## [Do this]
Reproduce, word for word, every line starting at the line that contains "Read out every word on this page." and ending with the final line of the entries.

— start Dataset rows —

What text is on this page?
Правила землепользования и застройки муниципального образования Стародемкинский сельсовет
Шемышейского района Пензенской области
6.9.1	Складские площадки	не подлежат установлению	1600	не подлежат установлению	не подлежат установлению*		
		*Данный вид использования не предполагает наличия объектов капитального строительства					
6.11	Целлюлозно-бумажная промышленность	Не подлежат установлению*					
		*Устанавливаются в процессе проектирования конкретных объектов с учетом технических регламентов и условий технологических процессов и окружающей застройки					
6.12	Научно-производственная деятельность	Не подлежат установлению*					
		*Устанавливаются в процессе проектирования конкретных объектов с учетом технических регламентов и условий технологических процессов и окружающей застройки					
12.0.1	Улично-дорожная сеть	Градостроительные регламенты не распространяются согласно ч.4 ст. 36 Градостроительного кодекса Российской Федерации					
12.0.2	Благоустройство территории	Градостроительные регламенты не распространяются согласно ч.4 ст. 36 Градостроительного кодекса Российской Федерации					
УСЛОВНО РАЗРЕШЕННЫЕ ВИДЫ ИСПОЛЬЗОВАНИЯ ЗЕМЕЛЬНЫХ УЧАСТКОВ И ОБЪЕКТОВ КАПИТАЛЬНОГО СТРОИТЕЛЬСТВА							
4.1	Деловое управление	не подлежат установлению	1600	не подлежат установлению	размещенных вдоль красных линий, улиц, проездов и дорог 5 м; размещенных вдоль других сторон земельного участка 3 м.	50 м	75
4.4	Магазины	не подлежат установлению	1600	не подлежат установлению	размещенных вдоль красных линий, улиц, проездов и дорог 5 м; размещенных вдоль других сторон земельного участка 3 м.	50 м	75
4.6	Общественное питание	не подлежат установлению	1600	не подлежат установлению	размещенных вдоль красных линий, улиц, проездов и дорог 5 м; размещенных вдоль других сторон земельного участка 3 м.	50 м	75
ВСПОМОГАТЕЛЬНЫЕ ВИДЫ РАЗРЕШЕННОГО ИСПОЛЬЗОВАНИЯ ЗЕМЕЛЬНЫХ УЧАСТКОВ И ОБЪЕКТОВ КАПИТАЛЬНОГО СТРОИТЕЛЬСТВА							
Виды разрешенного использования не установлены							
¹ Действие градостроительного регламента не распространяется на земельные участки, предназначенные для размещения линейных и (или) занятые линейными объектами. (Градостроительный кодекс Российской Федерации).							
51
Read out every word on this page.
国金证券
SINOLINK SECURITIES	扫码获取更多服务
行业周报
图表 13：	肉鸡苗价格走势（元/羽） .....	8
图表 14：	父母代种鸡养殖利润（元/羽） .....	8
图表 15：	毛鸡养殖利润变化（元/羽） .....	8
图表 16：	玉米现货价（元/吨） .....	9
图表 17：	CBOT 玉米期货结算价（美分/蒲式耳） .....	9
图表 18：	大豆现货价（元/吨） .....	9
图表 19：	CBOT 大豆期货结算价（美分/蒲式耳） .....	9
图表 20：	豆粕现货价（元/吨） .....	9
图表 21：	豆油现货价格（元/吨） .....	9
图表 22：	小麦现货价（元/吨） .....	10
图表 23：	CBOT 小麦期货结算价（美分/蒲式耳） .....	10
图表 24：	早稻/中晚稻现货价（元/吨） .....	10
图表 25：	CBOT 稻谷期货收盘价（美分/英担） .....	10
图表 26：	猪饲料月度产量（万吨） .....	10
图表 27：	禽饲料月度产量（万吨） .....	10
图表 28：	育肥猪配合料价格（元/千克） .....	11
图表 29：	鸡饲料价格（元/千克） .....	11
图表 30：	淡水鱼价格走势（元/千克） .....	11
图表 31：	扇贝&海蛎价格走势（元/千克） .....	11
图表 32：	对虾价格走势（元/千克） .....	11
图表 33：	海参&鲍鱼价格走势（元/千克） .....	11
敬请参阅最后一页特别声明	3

— end Dataset rows —

## [Response]
Read out every word on this page.
国金证券
SINOLINK SECURITIES	扫码获取更多服务
行业周报
图表 13：	肉鸡苗价格走势（元/羽） .....	8
图表 14：	父母代种鸡养殖利润（元/羽） .....	8
图表 15：	毛鸡养殖利润变化（元/羽） .....	8
图表 16：	玉米现货价（元/吨） .....	9
图表 17：	CBOT 玉米期货结算价（美分/蒲式耳） .....	9
图表 18：	大豆现货价（元/吨） .....	9
图表 19：	CBOT 大豆期货结算价（美分/蒲式耳） .....	9
图表 20：	豆粕现货价（元/吨） .....	9
图表 21：	豆油现货价格（元/吨） .....	9
图表 22：	小麦现货价（元/吨） .....	10
图表 23：	CBOT 小麦期货结算价（美分/蒲式耳） .....	10
图表 24：	早稻/中晚稻现货价（元/吨） .....	10
图表 25：	CBOT 稻谷期货收盘价（美分/英担） .....	10
图表 26：	猪饲料月度产量（万吨） .....	10
图表 27：	禽饲料月度产量（万吨） .....	10
图表 28：	育肥猪配合料价格（元/千克） .....	11
图表 29：	鸡饲料价格（元/千克） .....	11
图表 30：	淡水鱼价格走势（元/千克） .....	11
图表 31：	扇贝&海蛎价格走势（元/千克） .....	11
图表 32：	对虾价格走势（元/千克） .....	11
图表 33：	海参&鲍鱼价格走势（元/千克） .....	11
敬请参阅最后一页特别声明	3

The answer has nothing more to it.